Goal. Note each line of the listing that contains the string "gedit", and copy it.

Given entries.

****

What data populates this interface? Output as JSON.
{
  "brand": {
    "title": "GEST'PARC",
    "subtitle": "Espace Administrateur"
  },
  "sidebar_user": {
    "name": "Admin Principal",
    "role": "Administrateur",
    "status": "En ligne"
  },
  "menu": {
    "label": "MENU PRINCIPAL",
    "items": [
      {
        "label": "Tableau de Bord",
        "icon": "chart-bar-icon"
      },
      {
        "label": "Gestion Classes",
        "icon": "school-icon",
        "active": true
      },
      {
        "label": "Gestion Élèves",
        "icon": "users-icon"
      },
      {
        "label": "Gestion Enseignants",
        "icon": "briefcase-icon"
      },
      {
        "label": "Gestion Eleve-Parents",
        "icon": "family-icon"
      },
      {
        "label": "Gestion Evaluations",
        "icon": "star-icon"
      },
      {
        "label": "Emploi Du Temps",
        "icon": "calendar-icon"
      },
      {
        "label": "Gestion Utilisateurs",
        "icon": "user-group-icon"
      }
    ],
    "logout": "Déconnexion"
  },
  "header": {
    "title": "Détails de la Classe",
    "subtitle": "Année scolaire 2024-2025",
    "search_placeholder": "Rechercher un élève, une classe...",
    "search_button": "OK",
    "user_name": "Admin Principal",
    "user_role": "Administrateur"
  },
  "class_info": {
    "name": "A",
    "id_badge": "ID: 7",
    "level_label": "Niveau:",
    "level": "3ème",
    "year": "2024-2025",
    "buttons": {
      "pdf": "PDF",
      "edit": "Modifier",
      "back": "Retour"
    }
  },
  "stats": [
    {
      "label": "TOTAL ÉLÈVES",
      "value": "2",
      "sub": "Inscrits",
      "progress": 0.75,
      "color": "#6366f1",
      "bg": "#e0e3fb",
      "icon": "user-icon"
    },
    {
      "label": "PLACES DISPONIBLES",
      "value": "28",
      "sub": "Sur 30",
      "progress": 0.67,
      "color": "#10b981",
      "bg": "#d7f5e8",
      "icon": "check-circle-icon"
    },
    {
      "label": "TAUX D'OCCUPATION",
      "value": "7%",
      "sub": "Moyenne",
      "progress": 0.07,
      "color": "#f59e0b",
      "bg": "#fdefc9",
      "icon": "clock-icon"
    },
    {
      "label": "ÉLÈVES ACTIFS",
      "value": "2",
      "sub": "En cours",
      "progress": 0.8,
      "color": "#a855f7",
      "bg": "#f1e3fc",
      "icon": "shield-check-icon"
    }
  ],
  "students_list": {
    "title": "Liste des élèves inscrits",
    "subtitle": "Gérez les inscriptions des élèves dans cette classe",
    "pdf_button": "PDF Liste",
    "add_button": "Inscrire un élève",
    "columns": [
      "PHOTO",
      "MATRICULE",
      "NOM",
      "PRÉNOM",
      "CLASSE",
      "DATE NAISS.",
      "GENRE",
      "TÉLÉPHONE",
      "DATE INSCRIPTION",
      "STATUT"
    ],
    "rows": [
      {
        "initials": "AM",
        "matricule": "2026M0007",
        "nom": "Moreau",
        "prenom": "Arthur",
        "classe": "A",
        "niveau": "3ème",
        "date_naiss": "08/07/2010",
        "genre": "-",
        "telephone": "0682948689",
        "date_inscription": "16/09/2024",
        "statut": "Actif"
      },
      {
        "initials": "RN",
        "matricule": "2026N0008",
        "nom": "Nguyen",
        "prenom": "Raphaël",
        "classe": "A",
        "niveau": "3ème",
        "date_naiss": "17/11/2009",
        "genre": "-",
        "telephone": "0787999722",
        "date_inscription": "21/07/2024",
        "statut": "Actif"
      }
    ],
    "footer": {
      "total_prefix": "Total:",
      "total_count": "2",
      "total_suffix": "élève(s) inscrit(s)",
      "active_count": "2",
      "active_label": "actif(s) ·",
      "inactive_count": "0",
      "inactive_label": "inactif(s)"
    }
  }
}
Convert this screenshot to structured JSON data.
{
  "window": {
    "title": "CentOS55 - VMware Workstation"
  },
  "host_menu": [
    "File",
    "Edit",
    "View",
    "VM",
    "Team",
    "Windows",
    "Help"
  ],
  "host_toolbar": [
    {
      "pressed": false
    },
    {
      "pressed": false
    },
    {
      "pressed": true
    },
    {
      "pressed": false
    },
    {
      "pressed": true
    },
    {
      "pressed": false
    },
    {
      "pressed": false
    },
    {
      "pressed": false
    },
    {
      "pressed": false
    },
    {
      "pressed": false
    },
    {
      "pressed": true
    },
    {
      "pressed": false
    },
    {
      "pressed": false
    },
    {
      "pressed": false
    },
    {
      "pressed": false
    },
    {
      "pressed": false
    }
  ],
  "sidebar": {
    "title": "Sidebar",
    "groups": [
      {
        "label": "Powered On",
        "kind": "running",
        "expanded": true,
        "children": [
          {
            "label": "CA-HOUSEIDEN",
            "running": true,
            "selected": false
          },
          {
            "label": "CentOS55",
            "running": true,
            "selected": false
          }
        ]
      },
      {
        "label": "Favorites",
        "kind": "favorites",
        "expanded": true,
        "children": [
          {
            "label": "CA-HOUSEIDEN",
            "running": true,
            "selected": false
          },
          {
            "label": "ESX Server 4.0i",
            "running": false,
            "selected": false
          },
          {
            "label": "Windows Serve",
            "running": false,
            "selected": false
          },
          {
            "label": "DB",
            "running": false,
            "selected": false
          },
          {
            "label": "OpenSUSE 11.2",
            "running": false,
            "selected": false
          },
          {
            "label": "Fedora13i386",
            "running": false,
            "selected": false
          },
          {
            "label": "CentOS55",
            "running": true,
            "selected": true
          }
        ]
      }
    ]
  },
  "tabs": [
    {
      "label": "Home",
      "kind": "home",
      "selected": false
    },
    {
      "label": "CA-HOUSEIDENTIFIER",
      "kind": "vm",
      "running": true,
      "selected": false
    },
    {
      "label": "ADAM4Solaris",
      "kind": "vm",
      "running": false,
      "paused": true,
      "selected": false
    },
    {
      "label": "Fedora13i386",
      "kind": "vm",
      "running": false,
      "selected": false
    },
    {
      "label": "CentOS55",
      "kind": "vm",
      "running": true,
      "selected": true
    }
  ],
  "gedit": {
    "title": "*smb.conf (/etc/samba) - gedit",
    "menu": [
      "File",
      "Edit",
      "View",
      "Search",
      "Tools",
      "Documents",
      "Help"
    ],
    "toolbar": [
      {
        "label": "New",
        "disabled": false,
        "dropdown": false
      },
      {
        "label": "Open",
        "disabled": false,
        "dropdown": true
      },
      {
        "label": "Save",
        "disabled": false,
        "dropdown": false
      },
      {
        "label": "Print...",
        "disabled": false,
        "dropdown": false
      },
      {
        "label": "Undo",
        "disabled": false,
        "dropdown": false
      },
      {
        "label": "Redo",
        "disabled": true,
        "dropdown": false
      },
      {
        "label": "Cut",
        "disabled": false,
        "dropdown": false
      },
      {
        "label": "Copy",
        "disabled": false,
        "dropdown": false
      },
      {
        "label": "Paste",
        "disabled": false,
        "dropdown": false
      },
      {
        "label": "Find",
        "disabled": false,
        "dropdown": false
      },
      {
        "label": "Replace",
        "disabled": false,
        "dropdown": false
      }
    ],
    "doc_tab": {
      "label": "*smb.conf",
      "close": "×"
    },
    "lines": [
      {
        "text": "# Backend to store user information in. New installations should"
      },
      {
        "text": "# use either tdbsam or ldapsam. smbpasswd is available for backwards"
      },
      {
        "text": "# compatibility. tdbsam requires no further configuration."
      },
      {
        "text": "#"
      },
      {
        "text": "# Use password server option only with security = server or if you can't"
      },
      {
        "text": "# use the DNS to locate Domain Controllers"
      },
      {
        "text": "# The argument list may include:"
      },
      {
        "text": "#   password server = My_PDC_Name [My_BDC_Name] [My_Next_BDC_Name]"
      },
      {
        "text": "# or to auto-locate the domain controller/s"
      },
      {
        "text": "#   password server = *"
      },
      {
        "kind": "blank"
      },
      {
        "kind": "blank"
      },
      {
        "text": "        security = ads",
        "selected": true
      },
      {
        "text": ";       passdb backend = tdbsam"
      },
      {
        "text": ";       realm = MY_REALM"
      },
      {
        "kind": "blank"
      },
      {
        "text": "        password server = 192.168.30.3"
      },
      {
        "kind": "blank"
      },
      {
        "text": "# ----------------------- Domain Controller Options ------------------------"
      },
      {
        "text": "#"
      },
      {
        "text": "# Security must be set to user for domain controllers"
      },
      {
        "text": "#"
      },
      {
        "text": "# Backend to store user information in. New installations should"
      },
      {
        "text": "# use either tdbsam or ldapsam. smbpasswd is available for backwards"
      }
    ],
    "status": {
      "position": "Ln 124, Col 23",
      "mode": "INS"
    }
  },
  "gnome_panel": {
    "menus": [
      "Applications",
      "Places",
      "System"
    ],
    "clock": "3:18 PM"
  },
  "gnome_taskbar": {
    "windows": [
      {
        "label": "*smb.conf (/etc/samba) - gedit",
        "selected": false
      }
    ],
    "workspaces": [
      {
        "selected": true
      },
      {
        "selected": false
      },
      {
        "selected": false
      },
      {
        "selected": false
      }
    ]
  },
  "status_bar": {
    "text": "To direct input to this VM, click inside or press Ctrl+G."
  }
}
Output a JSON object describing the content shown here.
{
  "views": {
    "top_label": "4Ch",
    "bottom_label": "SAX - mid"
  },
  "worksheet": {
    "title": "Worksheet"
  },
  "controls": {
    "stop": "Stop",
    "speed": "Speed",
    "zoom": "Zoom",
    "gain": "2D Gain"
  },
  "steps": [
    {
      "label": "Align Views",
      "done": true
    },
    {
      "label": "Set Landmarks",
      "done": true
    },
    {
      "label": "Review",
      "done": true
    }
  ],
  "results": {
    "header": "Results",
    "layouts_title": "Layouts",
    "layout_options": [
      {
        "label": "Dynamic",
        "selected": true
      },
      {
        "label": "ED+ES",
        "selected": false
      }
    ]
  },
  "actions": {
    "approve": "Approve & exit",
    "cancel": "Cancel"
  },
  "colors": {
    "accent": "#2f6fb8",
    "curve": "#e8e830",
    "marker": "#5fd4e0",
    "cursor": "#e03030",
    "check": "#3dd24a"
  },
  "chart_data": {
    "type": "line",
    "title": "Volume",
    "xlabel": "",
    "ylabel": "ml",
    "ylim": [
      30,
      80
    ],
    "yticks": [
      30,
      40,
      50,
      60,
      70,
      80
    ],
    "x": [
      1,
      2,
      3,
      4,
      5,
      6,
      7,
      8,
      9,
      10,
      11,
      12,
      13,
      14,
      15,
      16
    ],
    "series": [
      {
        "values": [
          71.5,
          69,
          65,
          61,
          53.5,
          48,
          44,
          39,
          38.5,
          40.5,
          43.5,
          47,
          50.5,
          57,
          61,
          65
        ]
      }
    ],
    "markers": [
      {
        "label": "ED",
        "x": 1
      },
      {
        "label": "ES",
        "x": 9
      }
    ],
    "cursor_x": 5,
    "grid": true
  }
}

****

Full solution.
  "gedit": {
    "title": "*smb.conf (/etc/samba) - gedit",
        "label": "*smb.conf (/etc/samba) - gedit",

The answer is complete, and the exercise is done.